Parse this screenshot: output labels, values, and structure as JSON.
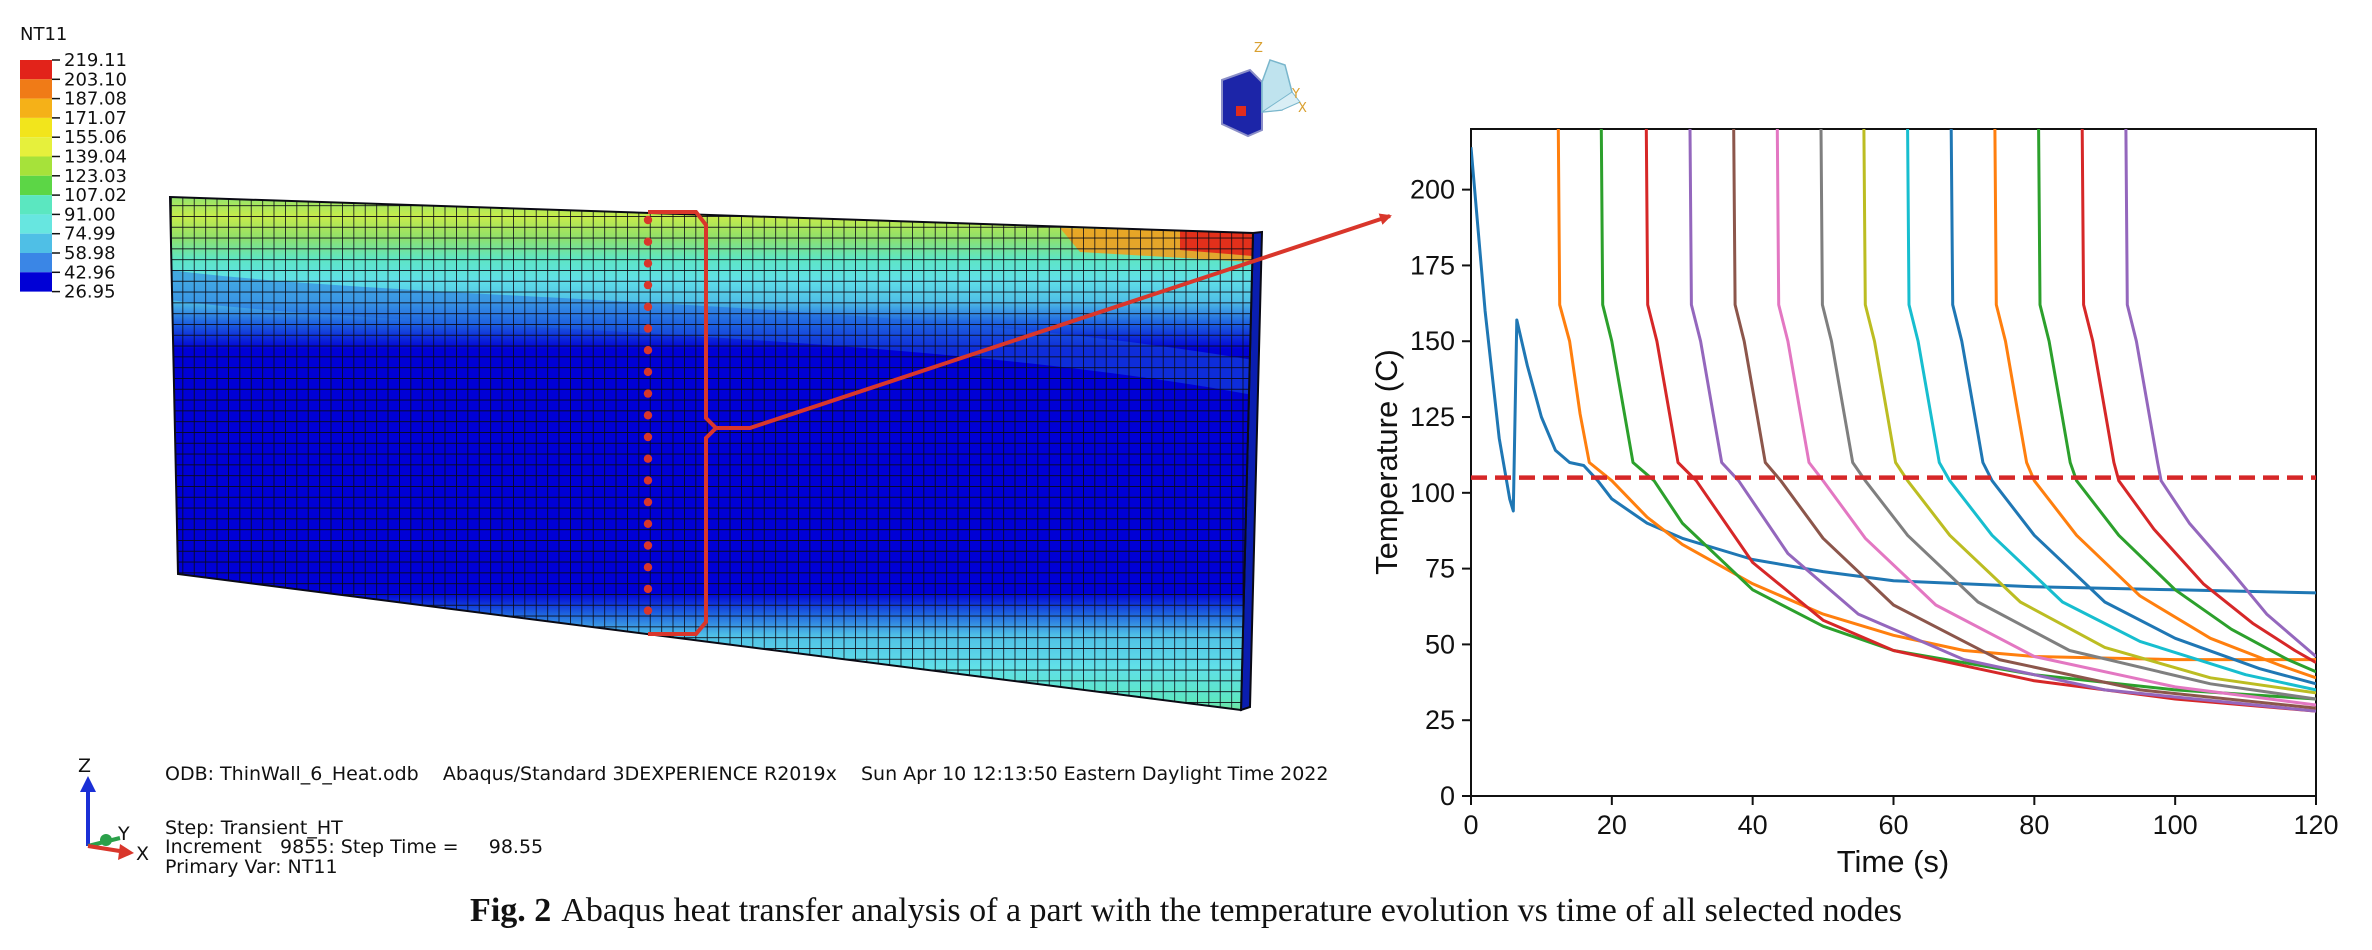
{
  "legend": {
    "title": "NT11",
    "values": [
      "219.11",
      "203.10",
      "187.08",
      "171.07",
      "155.06",
      "139.04",
      "123.03",
      "107.02",
      "91.00",
      "74.99",
      "58.98",
      "42.96",
      "26.95"
    ],
    "colors": [
      "#e2231a",
      "#f07b17",
      "#f5b118",
      "#f2e51c",
      "#e6f03c",
      "#a6e23a",
      "#5cd646",
      "#5be7c0",
      "#67e6e0",
      "#4fbfe6",
      "#3a86e6",
      "#0000d6"
    ]
  },
  "viewer": {
    "odb_line": "ODB: ThinWall_6_Heat.odb    Abaqus/Standard 3DEXPERIENCE R2019x    Sun Apr 10 12:13:50 Eastern Daylight Time 2022",
    "step_line": "Step: Transient_HT",
    "increment_line": "Increment   9855: Step Time =     98.55",
    "primary_var_line": "Primary Var: NT11",
    "triad_z": "Z",
    "triad_y": "Y",
    "triad_x": "X",
    "view_z": "Z",
    "view_y": "Y",
    "view_x": "X"
  },
  "caption": {
    "label": "Fig. 2",
    "text": "Abaqus heat transfer analysis of a part with the temperature evolution vs time of all selected nodes"
  },
  "chart_data": {
    "type": "line",
    "xlabel": "Time (s)",
    "ylabel": "Temperature (C)",
    "xlim": [
      0,
      120
    ],
    "ylim": [
      0,
      220
    ],
    "xticks": [
      0,
      20,
      40,
      60,
      80,
      100,
      120
    ],
    "yticks": [
      0,
      25,
      50,
      75,
      100,
      125,
      150,
      175,
      200
    ],
    "threshold": {
      "y": 105,
      "color": "#d62728",
      "style": "dashed"
    },
    "series": [
      {
        "color": "#1f77b4",
        "x": [
          0,
          2,
          4,
          5.5,
          6,
          6.5,
          8,
          10,
          12,
          14,
          16,
          18,
          20,
          25,
          30,
          40,
          50,
          60,
          80,
          100,
          120
        ],
        "y": [
          214,
          160,
          118,
          98,
          94,
          157,
          142,
          125,
          114,
          110,
          109,
          104,
          98,
          90,
          85,
          78,
          74,
          71,
          69,
          68,
          67
        ]
      },
      {
        "color": "#ff7f0e",
        "x": [
          12.4,
          12.6,
          14,
          15.5,
          16.8,
          20,
          25,
          30,
          40,
          50,
          60,
          70,
          80,
          100,
          120
        ],
        "y": [
          220,
          162,
          150,
          126,
          110,
          104,
          92,
          83,
          70,
          60,
          53,
          48,
          46,
          45,
          45
        ]
      },
      {
        "color": "#2ca02c",
        "x": [
          18.5,
          18.7,
          20,
          21.8,
          23,
          26,
          30,
          40,
          50,
          60,
          80,
          100,
          120
        ],
        "y": [
          220,
          162,
          150,
          126,
          110,
          104,
          90,
          68,
          56,
          48,
          40,
          35,
          32
        ]
      },
      {
        "color": "#d62728",
        "x": [
          24.9,
          25.1,
          26.4,
          28.2,
          29.4,
          32,
          40,
          50,
          60,
          80,
          100,
          120
        ],
        "y": [
          220,
          162,
          150,
          126,
          110,
          104,
          77,
          58,
          48,
          38,
          32,
          28
        ]
      },
      {
        "color": "#9467bd",
        "x": [
          31.1,
          31.3,
          32.6,
          34.4,
          35.6,
          38,
          45,
          55,
          70,
          90,
          120
        ],
        "y": [
          220,
          162,
          150,
          126,
          110,
          104,
          80,
          60,
          45,
          35,
          28
        ]
      },
      {
        "color": "#8c564b",
        "x": [
          37.3,
          37.5,
          38.8,
          40.6,
          41.8,
          44,
          50,
          60,
          75,
          95,
          120
        ],
        "y": [
          220,
          162,
          150,
          126,
          110,
          104,
          85,
          63,
          45,
          35,
          29
        ]
      },
      {
        "color": "#e377c2",
        "x": [
          43.5,
          43.7,
          45,
          46.8,
          48,
          50,
          56,
          66,
          80,
          100,
          120
        ],
        "y": [
          220,
          162,
          150,
          126,
          110,
          104,
          85,
          63,
          46,
          36,
          30
        ]
      },
      {
        "color": "#7f7f7f",
        "x": [
          49.7,
          49.9,
          51.2,
          53,
          54.2,
          56,
          62,
          72,
          85,
          105,
          120
        ],
        "y": [
          220,
          162,
          150,
          126,
          110,
          104,
          86,
          64,
          48,
          37,
          32
        ]
      },
      {
        "color": "#bcbd22",
        "x": [
          55.8,
          56,
          57.3,
          59.1,
          60.3,
          62,
          68,
          78,
          90,
          105,
          120
        ],
        "y": [
          220,
          162,
          150,
          126,
          110,
          104,
          86,
          64,
          49,
          39,
          34
        ]
      },
      {
        "color": "#17becf",
        "x": [
          62,
          62.2,
          63.5,
          65.3,
          66.5,
          68,
          74,
          84,
          95,
          110,
          120
        ],
        "y": [
          220,
          162,
          150,
          126,
          110,
          104,
          86,
          64,
          51,
          40,
          35
        ]
      },
      {
        "color": "#1f77b4",
        "x": [
          68.2,
          68.4,
          69.7,
          71.5,
          72.7,
          74,
          80,
          90,
          100,
          112,
          120
        ],
        "y": [
          220,
          162,
          150,
          126,
          110,
          104,
          86,
          64,
          52,
          42,
          37
        ]
      },
      {
        "color": "#ff7f0e",
        "x": [
          74.4,
          74.6,
          75.9,
          77.7,
          78.9,
          80,
          86,
          95,
          105,
          115,
          120
        ],
        "y": [
          220,
          162,
          150,
          126,
          110,
          104,
          86,
          66,
          52,
          43,
          39
        ]
      },
      {
        "color": "#2ca02c",
        "x": [
          80.6,
          80.8,
          82.1,
          83.9,
          85.1,
          86,
          92,
          100,
          108,
          116,
          120
        ],
        "y": [
          220,
          162,
          150,
          126,
          110,
          104,
          86,
          68,
          55,
          45,
          41
        ]
      },
      {
        "color": "#d62728",
        "x": [
          86.8,
          87,
          88.3,
          90.1,
          91.3,
          92,
          97,
          104,
          111,
          117,
          120
        ],
        "y": [
          220,
          162,
          150,
          126,
          110,
          104,
          88,
          70,
          57,
          48,
          44
        ]
      },
      {
        "color": "#9467bd",
        "x": [
          93,
          93.2,
          94.5,
          96.3,
          97.5,
          98,
          102,
          108,
          113,
          118,
          120
        ],
        "y": [
          220,
          162,
          150,
          126,
          110,
          104,
          90,
          74,
          60,
          50,
          46
        ]
      }
    ]
  }
}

■ Your objective ■
Which lines of the data include "values"? Copy each of them.

■ Full output ■
Parse this screenshot: output labels, values, and structure as JSON.
    "values": [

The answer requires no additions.